DIRECTIONS:
Tally the lines in the listing below that include "Statistics". Answer with the count and nothing more.

Stored records
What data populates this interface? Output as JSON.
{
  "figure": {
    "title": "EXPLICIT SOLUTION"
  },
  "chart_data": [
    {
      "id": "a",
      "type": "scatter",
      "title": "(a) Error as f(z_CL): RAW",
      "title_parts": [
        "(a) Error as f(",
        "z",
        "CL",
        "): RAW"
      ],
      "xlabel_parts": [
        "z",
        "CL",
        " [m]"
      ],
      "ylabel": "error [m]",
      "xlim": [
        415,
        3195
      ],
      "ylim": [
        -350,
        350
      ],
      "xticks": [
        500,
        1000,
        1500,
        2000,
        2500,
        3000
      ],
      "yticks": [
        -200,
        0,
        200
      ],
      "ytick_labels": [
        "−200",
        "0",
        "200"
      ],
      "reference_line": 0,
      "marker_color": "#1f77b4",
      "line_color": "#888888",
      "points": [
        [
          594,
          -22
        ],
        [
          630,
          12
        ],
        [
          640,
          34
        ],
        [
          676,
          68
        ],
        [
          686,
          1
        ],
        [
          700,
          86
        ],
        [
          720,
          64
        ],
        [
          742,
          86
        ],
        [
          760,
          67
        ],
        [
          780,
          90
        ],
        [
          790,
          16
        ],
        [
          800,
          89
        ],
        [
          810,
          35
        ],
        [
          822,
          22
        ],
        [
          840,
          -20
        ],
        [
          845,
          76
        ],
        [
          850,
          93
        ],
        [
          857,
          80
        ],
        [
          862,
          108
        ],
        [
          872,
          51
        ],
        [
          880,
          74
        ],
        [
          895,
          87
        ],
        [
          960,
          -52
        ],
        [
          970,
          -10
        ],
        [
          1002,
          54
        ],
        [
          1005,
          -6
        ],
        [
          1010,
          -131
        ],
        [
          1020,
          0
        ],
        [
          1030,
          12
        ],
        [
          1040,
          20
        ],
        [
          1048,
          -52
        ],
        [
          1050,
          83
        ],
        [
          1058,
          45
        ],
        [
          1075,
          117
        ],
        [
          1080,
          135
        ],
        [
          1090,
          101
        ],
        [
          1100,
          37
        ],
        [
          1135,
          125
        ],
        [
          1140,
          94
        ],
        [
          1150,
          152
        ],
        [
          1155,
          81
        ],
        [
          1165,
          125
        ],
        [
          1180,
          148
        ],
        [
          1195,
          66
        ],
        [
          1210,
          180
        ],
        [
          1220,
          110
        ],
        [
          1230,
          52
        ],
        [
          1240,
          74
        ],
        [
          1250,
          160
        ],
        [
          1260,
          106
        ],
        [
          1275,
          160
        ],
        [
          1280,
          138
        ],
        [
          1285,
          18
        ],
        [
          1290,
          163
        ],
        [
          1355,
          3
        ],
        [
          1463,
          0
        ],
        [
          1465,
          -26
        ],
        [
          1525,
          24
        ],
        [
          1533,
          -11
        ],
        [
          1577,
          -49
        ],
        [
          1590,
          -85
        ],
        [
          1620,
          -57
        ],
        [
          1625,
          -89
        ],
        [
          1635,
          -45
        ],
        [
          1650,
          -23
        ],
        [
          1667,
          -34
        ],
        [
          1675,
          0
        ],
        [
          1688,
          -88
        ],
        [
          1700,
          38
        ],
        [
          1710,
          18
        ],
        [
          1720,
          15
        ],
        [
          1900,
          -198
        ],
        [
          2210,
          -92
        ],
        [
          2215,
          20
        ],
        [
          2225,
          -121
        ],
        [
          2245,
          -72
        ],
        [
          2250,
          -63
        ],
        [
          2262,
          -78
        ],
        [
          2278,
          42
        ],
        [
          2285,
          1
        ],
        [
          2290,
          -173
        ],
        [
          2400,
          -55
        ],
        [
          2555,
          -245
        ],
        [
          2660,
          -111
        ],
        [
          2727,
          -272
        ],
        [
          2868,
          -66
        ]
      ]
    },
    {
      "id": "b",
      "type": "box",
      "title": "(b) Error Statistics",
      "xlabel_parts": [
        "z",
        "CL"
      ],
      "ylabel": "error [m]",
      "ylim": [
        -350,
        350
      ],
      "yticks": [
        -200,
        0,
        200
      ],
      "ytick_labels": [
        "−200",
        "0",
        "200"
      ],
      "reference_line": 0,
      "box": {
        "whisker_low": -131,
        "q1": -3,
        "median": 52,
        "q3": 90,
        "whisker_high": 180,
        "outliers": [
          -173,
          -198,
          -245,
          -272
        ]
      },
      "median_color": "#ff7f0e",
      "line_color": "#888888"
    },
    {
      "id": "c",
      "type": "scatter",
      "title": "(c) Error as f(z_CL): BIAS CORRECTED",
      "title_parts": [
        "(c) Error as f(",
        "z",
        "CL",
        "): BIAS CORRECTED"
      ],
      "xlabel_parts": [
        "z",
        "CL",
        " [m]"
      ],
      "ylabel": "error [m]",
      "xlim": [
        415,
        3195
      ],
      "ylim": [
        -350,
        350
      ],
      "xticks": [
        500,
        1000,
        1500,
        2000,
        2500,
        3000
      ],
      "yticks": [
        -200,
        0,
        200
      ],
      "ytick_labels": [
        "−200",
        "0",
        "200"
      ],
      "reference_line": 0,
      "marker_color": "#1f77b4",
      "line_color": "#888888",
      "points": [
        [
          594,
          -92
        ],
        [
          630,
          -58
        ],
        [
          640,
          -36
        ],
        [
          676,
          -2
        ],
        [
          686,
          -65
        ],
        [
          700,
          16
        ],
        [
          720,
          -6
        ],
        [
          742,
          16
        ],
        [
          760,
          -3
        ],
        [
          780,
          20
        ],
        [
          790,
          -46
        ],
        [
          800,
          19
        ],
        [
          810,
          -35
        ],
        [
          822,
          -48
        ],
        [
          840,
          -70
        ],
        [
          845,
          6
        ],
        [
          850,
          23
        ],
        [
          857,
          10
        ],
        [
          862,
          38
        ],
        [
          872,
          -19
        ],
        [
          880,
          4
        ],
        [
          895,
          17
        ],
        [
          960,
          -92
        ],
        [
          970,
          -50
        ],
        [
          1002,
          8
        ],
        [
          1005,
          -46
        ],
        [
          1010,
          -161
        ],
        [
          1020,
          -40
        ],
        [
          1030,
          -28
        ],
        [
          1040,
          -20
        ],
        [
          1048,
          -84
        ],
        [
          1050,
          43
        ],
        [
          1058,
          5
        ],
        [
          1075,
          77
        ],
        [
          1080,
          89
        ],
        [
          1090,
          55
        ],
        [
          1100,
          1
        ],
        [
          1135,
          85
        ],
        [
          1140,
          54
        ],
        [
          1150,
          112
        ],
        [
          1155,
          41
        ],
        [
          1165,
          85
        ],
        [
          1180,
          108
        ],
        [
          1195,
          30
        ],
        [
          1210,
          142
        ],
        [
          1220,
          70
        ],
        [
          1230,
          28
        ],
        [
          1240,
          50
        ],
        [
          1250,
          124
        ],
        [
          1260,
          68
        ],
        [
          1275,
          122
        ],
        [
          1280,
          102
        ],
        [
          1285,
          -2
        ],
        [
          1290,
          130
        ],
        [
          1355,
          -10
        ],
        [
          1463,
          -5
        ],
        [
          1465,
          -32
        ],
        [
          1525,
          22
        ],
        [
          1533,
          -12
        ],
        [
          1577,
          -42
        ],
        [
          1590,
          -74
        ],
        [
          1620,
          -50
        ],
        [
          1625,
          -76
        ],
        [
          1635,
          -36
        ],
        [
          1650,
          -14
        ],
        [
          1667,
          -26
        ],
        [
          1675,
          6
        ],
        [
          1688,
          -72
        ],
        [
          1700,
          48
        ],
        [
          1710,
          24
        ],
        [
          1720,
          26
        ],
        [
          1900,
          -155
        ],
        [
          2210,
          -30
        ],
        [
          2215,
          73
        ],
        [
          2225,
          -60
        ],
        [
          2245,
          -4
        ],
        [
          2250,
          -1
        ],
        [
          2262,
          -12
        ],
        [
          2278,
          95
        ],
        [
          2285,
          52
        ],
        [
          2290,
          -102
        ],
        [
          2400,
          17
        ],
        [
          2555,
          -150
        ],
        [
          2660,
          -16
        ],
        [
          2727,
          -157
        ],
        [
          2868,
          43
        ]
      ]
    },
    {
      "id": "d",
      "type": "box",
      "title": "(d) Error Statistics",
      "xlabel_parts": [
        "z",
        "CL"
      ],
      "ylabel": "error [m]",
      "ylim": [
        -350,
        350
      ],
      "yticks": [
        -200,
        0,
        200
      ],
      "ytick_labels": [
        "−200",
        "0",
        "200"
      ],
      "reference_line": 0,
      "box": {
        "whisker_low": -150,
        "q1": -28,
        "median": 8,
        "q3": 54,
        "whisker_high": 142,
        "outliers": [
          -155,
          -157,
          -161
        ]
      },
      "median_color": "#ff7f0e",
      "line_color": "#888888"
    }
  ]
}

ANSWER:
2